Los muros serían inicuos si se limitaran a dejar sin resolver los problemas que de manera tan simplista pretenden solucionar. Pero no es ese el caso: los muros generan zonas de no-derecho y conflictividad, agravan muchos de los problemas que tratan de resolver, exacerban las hostilidades mutuas, proyectan hacia el exterior los fracasos internos y excluyen toda confrontación con las desigualdades globales. Además, cuando se acentúa ostentosamente la seguridad se provoca al mismo tiempo un sentimiento de inseguridad. Los discursos políticos y los medios configuran los afectos de la gente, estimulando la solidaridad, provocando miedo, indiferencia o dolor. Aunque ese miedo parezca «natural», se trata de un hecho cultural alimentado y que luego es políticamente instrumentalizado hasta el extremo en ocasiones de un conspiracionismo racista que teme la «invasión» o el «remplazamiento». Son demasiados daños laterales como para que compensara la débil protección que pueden proporcionar.
Las sociedades cerradas no protegen una riqueza interior sino que la devalúan. Los muros aluden inmediatamente a la defensa contra unos asaltantes venidos de un “afuera” caótico, pero sirven como instrumentos de homogeneización, responden al miedo frente a la pérdida de soberanía y a la desaparición de las sociedades monolíticas. Con el discurso de la nación impermeable se pierde de vista el hecho de que las culturas y las identidades, lejos de ser inmutables, son de naturaleza histórica y se transforman constantemente por la incorporación de nuevos elementos. Tenemos que acostumbrarnos a la diversidad cultural desdramatizando su yuxtaposición y hemos de favorecer la circulación de las personas flexibilizando los aspectos más estáticos de la contigüidad.
El mejor antídoto del muro es la frontera, es decir, la recuperación de los límites que definen, establecen umbrales de paso y permiten el reconocimiento. Por supuesto que los límites y las fronteras tienen su función; organizan el espacio, legitiman el gobierno y delimitan su competencia, determinan el ámbito de validez de la fiscalidad, el tráfico y la política educativa. Tales funciones han perdido parte de su significación en los nuevos entornos globales y especialmente en Europa, pero no desaparecen completamente. El grado de permeabilidad de las fronteras para bienes y personas es modificable y está siempre sujeto a justificación.

Elementos listados en un conjunto de datos
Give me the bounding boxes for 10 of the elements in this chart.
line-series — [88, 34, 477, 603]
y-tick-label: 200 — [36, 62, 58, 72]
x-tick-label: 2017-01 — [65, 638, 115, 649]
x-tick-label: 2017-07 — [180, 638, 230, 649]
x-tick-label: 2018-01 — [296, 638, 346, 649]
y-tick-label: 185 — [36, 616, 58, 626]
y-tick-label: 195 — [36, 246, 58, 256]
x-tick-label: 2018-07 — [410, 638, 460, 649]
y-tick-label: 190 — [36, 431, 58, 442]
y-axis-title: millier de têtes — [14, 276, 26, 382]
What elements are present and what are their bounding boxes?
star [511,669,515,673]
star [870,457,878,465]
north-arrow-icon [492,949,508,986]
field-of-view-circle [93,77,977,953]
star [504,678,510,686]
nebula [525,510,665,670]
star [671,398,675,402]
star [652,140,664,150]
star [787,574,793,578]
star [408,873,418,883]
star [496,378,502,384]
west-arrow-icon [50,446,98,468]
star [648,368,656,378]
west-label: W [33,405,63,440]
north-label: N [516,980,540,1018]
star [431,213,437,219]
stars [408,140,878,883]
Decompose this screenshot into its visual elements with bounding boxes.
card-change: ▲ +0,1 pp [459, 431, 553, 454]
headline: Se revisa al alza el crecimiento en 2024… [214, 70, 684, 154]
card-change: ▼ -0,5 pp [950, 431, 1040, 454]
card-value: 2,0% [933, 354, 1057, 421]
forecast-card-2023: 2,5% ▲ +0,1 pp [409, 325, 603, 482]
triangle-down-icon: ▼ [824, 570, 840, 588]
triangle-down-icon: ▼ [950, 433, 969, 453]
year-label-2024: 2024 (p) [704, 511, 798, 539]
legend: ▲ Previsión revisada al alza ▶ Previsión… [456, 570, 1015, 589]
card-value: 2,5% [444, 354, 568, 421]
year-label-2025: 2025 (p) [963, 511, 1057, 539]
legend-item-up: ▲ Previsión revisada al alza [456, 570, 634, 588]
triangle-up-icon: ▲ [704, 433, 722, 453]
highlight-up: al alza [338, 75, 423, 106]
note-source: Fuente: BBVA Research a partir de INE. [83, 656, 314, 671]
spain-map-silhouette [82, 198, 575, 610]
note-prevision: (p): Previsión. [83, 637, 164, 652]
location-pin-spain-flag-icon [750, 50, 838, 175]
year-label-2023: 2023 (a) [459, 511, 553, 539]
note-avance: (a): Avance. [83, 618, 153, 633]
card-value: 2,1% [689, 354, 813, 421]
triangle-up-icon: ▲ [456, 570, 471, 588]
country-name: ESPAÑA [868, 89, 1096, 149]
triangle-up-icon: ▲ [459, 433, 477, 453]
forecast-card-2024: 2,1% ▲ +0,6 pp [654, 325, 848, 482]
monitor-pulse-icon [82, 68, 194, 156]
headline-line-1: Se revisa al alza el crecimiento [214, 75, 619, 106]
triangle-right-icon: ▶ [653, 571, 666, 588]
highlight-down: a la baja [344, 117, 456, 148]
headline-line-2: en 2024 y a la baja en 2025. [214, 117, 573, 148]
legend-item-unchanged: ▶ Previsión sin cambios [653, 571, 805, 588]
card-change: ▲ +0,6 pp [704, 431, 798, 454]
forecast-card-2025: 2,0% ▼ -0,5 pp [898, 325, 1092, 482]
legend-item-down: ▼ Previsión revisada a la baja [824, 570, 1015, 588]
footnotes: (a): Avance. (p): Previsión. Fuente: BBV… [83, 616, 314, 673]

▸ **TUS TAREAS**:
1. Reproduce el fragmento del texto sobre los muros que va de «El mejor antídoto» a «sujeto a justificación.», ambos incluidos.
2. Indica si cada afirmación concuerda con el texto sobre los muros. Responde sí o no y cita las palabras exactas del texto que lo deciden. (a) Acentuar ostentosamente la seguridad provoca un sentimiento de inseguridad. (b) Las culturas y las identidades son inmutables. (c) Las funciones de las fronteras han desaparecido por completo en Europa.

▸ **RESPUESTAS DEL EJERCICIO**:
1.
El mejor antídoto del muro es la frontera, es decir, la recuperación de los límites que definen, establecen umbrales de paso y permiten el reconocimiento. Por supuesto que los límites y las fronteras tienen su función; organizan el espacio, legitiman el gobierno y delimitan su competencia, determinan el ámbito de validez de la fiscalidad, el tráfico y la política educativa. Tales funciones han perdido parte de su significación en los nuevos entornos globales y especialmente en Europa, pero no desaparecen completamente. El grado de permeabilidad de las fronteras para bienes y personas es modificable y está siempre sujeto a justificación.

2.
(a) Sí: «cuando se acentúa ostentosamente la seguridad se provoca al mismo tiempo un sentimiento de inseguridad».
(b) No: «lejos de ser inmutables, son de naturaleza histórica».
(c) No: «Tales funciones han perdido parte de su significación en los nuevos entornos globales y especialmente en Europa, pero no desaparecen completamente».